--- START OF Input records ---

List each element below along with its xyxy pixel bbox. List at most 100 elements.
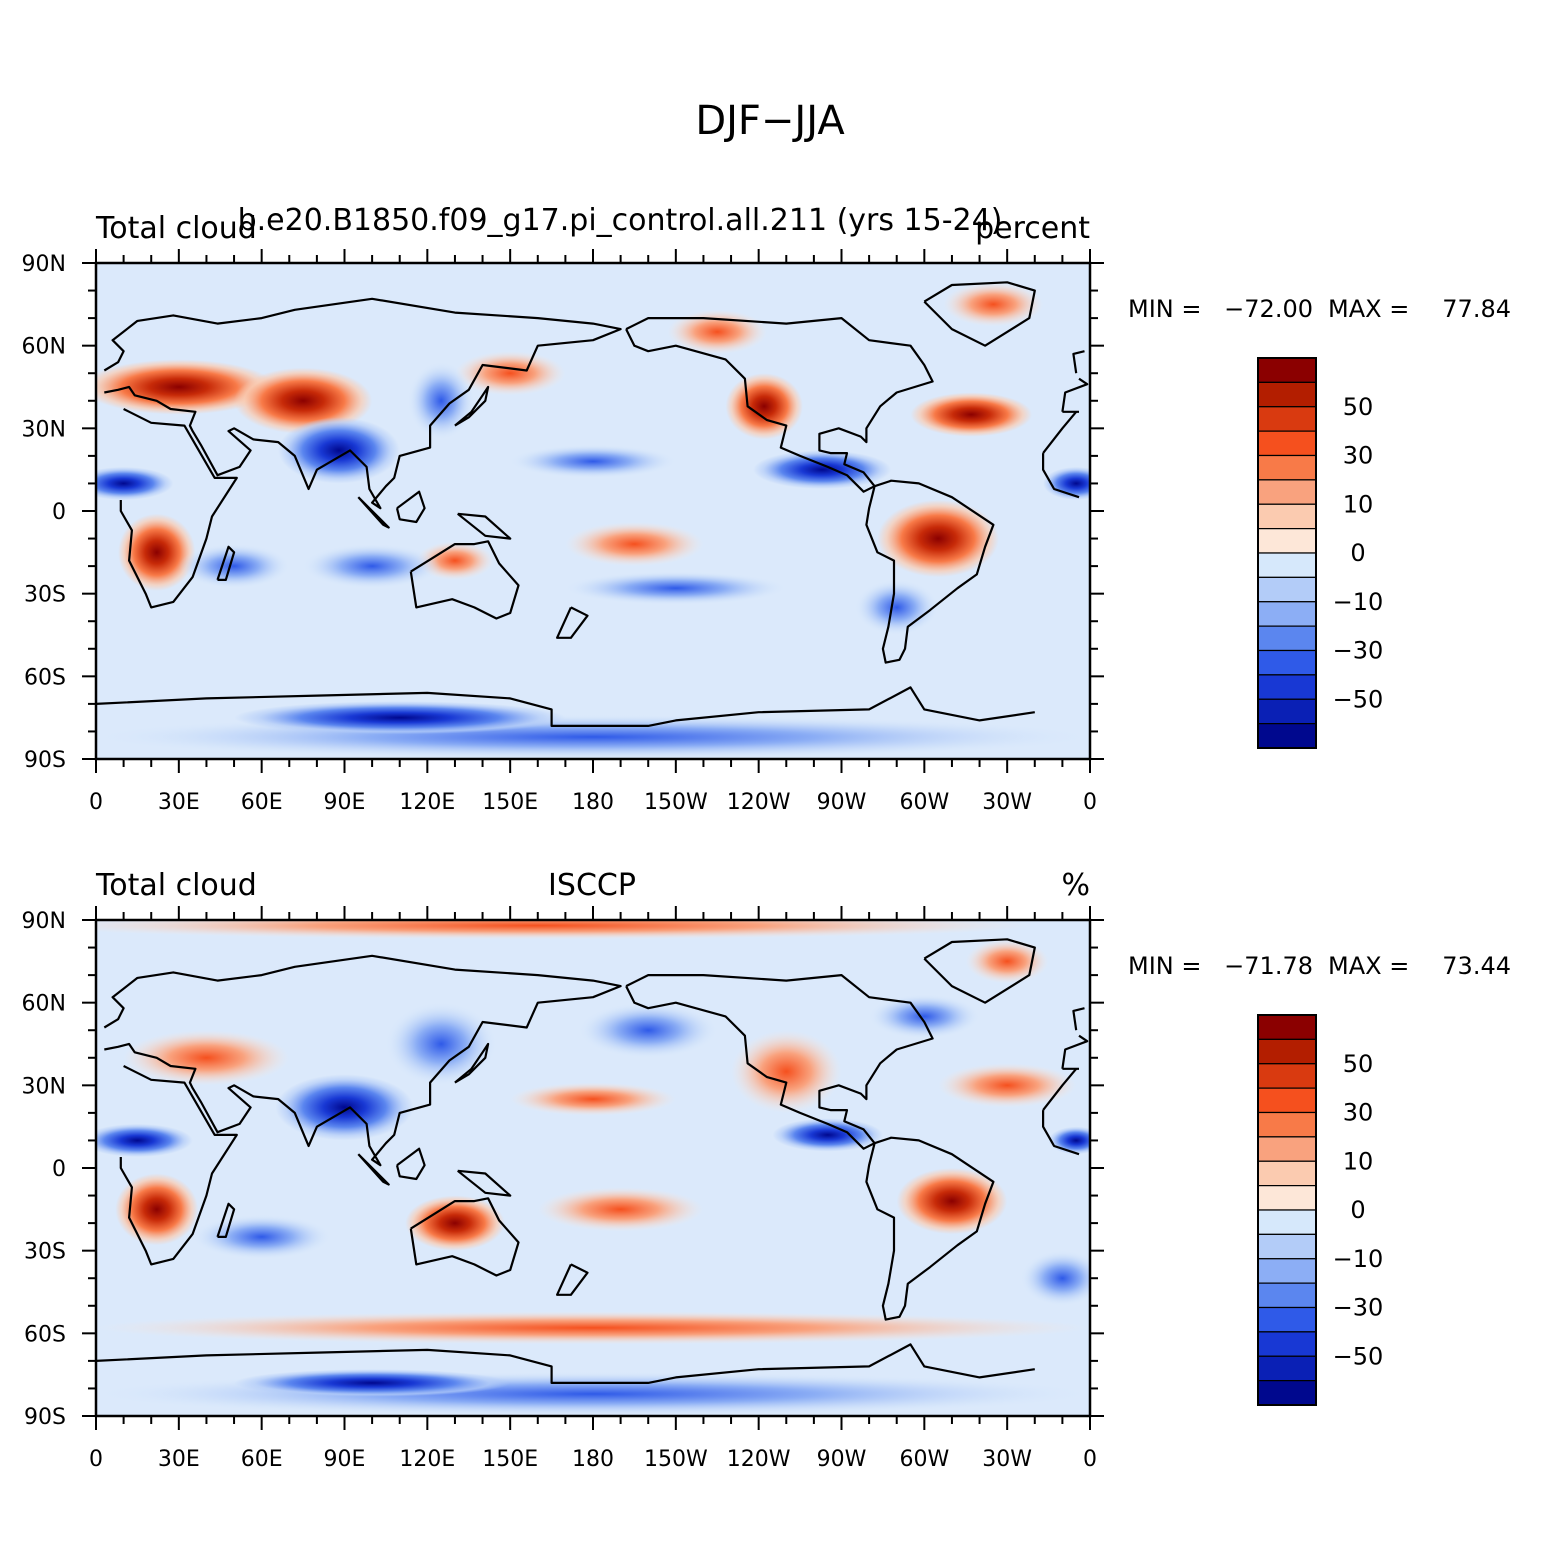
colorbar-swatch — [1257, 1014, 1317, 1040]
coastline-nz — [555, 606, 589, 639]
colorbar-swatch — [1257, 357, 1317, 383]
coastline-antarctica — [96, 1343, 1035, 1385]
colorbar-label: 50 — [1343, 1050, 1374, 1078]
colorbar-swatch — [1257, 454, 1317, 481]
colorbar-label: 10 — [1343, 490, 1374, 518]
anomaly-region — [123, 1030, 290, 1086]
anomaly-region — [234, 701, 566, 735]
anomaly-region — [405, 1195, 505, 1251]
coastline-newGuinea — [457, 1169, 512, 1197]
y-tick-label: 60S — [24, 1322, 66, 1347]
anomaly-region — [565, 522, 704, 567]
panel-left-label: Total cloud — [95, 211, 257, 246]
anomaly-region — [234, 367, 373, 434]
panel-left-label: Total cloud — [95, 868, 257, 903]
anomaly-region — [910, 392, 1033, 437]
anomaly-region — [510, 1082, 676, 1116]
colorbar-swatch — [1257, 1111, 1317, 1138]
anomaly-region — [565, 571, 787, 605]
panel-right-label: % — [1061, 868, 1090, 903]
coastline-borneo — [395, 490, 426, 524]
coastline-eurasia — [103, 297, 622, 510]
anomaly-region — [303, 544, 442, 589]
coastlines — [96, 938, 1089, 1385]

--- END OF Input records ---

*Task goal*: Give the stretch of the listing from the line containing "colorbar-swatch — [1257, 1014, 1317, 1040]" through the end of the listing as a JSON list of strings, one string per line, with blank lines omitted.

*Written reply*:
[
  "colorbar-swatch — [1257, 1014, 1317, 1040]",
  "coastline-nz — [555, 606, 589, 639]",
  "colorbar-swatch — [1257, 357, 1317, 383]",
  "coastline-antarctica — [96, 1343, 1035, 1385]",
  "colorbar-label: 50 — [1343, 1050, 1374, 1078]",
  "colorbar-swatch — [1257, 454, 1317, 481]",
  "colorbar-label: 10 — [1343, 490, 1374, 518]",
  "anomaly-region — [123, 1030, 290, 1086]",
  "anomaly-region — [234, 701, 566, 735]",
  "anomaly-region — [405, 1195, 505, 1251]",
  "coastline-newGuinea — [457, 1169, 512, 1197]",
  "y-tick-label: 60S — [24, 1322, 66, 1347]",
  "anomaly-region — [565, 522, 704, 567]",
  "panel-left-label: Total cloud — [95, 211, 257, 246]",
  "anomaly-region — [234, 367, 373, 434]",
  "panel-left-label: Total cloud — [95, 868, 257, 903]",
  "anomaly-region — [910, 392, 1033, 437]",
  "anomaly-region — [510, 1082, 676, 1116]",
  "colorbar-swatch — [1257, 1111, 1317, 1138]",
  "anomaly-region — [565, 571, 787, 605]",
  "panel-right-label: % — [1061, 868, 1090, 903]",
  "coastline-borneo — [395, 490, 426, 524]",
  "coastline-eurasia — [103, 297, 622, 510]",
  "anomaly-region — [303, 544, 442, 589]",
  "coastlines — [96, 938, 1089, 1385]"
]